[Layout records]
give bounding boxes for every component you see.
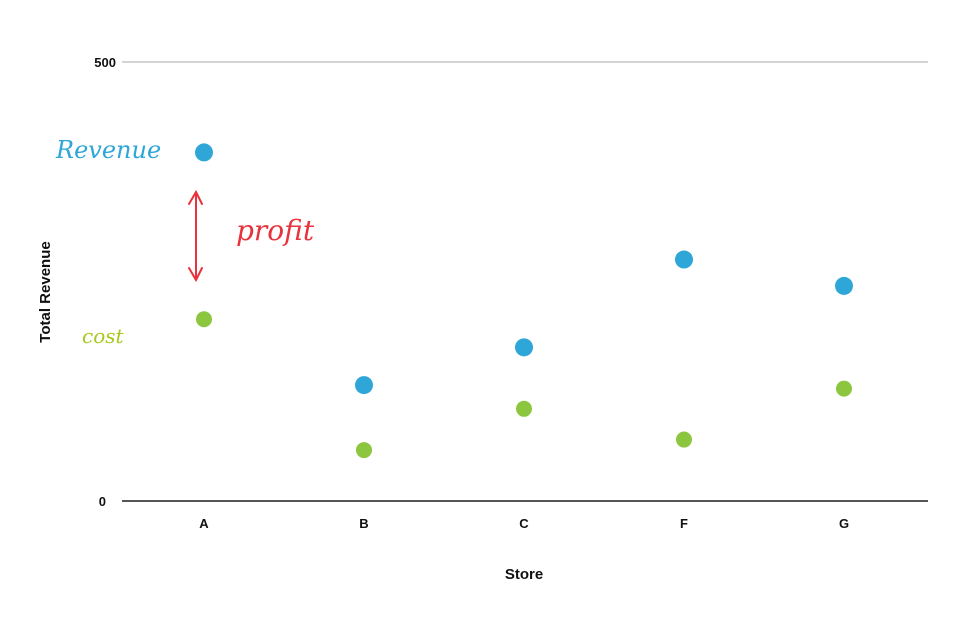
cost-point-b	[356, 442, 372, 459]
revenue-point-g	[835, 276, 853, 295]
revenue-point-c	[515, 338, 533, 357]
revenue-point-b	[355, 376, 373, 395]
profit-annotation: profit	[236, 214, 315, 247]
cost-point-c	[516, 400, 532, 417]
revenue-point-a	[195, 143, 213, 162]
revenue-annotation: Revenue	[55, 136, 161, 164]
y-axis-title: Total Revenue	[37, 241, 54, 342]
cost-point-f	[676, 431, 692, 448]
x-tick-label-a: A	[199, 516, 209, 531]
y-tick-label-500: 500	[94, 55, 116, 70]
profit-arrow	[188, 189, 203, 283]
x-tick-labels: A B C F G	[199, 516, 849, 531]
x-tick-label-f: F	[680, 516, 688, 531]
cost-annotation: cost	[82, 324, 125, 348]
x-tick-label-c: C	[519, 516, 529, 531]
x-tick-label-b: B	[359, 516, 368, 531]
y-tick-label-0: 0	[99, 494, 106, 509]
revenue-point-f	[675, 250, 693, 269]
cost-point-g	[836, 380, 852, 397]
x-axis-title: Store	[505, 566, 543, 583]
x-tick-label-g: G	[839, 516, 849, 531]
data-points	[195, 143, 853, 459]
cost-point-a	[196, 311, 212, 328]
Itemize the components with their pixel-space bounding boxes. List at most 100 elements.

...

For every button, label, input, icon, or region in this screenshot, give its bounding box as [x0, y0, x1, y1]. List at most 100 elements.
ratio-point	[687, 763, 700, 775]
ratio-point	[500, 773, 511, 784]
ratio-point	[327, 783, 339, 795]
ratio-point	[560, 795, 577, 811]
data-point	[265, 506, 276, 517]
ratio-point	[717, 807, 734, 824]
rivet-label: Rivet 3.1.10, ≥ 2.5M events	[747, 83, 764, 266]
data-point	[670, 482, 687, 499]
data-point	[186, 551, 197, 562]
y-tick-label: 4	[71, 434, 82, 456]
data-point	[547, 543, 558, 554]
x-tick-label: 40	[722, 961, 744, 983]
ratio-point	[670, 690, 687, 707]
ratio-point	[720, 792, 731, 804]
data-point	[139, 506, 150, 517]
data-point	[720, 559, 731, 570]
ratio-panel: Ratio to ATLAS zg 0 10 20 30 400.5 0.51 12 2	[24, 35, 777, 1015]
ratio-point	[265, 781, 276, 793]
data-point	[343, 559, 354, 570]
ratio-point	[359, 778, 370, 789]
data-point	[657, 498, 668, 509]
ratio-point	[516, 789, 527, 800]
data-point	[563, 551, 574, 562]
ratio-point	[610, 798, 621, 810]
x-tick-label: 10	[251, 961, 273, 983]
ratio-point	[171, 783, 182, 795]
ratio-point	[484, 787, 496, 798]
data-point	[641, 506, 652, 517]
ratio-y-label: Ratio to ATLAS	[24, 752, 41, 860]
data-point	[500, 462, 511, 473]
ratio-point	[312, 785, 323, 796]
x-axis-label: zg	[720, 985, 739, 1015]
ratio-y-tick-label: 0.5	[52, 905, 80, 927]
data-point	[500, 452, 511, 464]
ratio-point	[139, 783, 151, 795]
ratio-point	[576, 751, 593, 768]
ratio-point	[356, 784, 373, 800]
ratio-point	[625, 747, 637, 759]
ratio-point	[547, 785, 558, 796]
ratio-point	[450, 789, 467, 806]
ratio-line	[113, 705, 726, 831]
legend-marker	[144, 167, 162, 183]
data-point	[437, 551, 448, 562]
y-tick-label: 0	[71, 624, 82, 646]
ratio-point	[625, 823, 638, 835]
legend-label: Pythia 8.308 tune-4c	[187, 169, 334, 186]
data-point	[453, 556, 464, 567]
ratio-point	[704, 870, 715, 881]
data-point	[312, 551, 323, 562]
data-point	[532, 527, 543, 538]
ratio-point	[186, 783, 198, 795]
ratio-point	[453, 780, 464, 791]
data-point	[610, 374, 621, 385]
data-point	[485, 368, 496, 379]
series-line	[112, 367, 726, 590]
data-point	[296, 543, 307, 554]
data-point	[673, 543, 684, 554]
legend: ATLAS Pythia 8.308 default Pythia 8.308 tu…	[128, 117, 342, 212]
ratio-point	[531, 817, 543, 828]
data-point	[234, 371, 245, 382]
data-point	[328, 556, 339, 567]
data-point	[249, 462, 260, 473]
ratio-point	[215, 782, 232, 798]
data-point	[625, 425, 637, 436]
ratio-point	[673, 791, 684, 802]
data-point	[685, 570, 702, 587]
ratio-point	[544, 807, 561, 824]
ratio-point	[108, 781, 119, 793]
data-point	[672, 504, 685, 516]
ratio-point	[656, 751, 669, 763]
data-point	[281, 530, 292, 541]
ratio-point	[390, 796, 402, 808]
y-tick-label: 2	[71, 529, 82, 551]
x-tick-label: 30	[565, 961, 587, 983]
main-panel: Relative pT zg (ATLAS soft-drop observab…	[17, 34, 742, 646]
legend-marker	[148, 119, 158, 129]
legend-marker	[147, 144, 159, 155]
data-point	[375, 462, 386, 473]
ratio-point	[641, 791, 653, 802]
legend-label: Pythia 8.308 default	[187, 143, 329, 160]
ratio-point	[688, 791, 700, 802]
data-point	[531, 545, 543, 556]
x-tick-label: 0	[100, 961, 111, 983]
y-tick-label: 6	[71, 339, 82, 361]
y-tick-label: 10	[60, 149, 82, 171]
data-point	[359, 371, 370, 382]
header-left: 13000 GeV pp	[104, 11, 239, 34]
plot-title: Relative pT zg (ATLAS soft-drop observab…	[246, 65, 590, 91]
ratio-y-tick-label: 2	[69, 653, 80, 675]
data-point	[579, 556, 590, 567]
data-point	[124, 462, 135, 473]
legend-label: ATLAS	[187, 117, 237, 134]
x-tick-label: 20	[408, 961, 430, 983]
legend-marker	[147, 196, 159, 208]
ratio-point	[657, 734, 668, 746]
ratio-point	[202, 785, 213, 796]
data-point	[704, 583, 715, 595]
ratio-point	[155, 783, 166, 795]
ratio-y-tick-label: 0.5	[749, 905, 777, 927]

- The problem -
Can you copy out, word for word, the lines starting at the one containing "give bounding boxes" and ending at the one containing "Itemize the components", both included, while leaving out the picture?

- Task output -
give bounding boxes for every component you see.
cost-point-b	[356, 442, 372, 459]
revenue-point-g	[835, 276, 853, 295]
revenue-point-c	[515, 338, 533, 357]
revenue-point-b	[355, 376, 373, 395]
profit-annotation: profit	[236, 214, 315, 247]
cost-point-c	[516, 400, 532, 417]
revenue-point-a	[195, 143, 213, 162]
revenue-annotation: Revenue	[55, 136, 161, 164]
y-axis-title: Total Revenue	[37, 241, 54, 342]
cost-point-f	[676, 431, 692, 448]
x-tick-label-a: A	[199, 516, 209, 531]
y-tick-label-500: 500	[94, 55, 116, 70]
profit-arrow	[188, 189, 203, 283]
x-tick-labels: A B C F G	[199, 516, 849, 531]
x-tick-label-f: F	[680, 516, 688, 531]
cost-annotation: cost	[82, 324, 125, 348]
x-tick-label-c: C	[519, 516, 529, 531]
x-tick-label-b: B	[359, 516, 368, 531]
y-tick-label-0: 0	[99, 494, 106, 509]
revenue-point-f	[675, 250, 693, 269]
cost-point-g	[836, 380, 852, 397]
x-axis-title: Store	[505, 566, 543, 583]
x-tick-label-g: G	[839, 516, 849, 531]
data-points	[195, 143, 853, 459]
cost-point-a	[196, 311, 212, 328]
Itemize the components with their pixel-space bounding boxes. List at most 100 elements.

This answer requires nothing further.